Required work: Will you transcribe the entries that follow, exactly and in full?

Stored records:
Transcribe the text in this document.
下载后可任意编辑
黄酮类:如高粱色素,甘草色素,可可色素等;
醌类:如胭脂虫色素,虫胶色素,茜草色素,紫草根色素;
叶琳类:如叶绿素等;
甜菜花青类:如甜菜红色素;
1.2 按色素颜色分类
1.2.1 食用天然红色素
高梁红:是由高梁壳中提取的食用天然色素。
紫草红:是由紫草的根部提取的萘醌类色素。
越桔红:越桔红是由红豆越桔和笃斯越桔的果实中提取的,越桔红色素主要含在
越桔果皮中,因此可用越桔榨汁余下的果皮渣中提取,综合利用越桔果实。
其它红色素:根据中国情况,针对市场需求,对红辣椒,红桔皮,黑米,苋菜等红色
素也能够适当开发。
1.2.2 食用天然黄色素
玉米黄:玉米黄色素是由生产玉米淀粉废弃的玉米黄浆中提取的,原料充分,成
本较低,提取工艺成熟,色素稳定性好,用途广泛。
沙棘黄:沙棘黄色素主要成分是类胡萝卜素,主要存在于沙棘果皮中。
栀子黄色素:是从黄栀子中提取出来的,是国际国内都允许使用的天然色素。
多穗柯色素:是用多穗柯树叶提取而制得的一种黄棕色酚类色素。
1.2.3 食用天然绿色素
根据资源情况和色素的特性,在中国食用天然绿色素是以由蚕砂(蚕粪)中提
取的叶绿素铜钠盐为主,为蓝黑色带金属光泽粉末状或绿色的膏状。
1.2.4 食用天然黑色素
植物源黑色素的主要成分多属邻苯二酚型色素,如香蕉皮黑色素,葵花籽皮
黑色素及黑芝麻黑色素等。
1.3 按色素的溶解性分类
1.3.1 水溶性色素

Finished answer:
Transcribe the text in this document.
下载后可任意编辑
黄酮类:如高粱色素,甘草色素,可可色素等;
醌类:如胭脂虫色素,虫胶色素,茜草色素,紫草根色素;
叶琳类:如叶绿素等;
甜菜花青类:如甜菜红色素;
1.2 按色素颜色分类
1.2.1 食用天然红色素
高梁红:是由高梁壳中提取的食用天然色素。
紫草红:是由紫草的根部提取的萘醌类色素。
越桔红:越桔红是由红豆越桔和笃斯越桔的果实中提取的,越桔红色素主要含在
越桔果皮中,因此可用越桔榨汁余下的果皮渣中提取,综合利用越桔果实。
其它红色素:根据中国情况,针对市场需求,对红辣椒,红桔皮,黑米,苋菜等红色
素也能够适当开发。
1.2.2 食用天然黄色素
玉米黄:玉米黄色素是由生产玉米淀粉废弃的玉米黄浆中提取的,原料充分,成
本较低,提取工艺成熟,色素稳定性好,用途广泛。
沙棘黄:沙棘黄色素主要成分是类胡萝卜素,主要存在于沙棘果皮中。
栀子黄色素:是从黄栀子中提取出来的,是国际国内都允许使用的天然色素。
多穗柯色素:是用多穗柯树叶提取而制得的一种黄棕色酚类色素。
1.2.3 食用天然绿色素
根据资源情况和色素的特性,在中国食用天然绿色素是以由蚕砂(蚕粪)中提
取的叶绿素铜钠盐为主,为蓝黑色带金属光泽粉末状或绿色的膏状。
1.2.4 食用天然黑色素
植物源黑色素的主要成分多属邻苯二酚型色素,如香蕉皮黑色素,葵花籽皮
黑色素及黑芝麻黑色素等。
1.3 按色素的溶解性分类
1.3.1 水溶性色素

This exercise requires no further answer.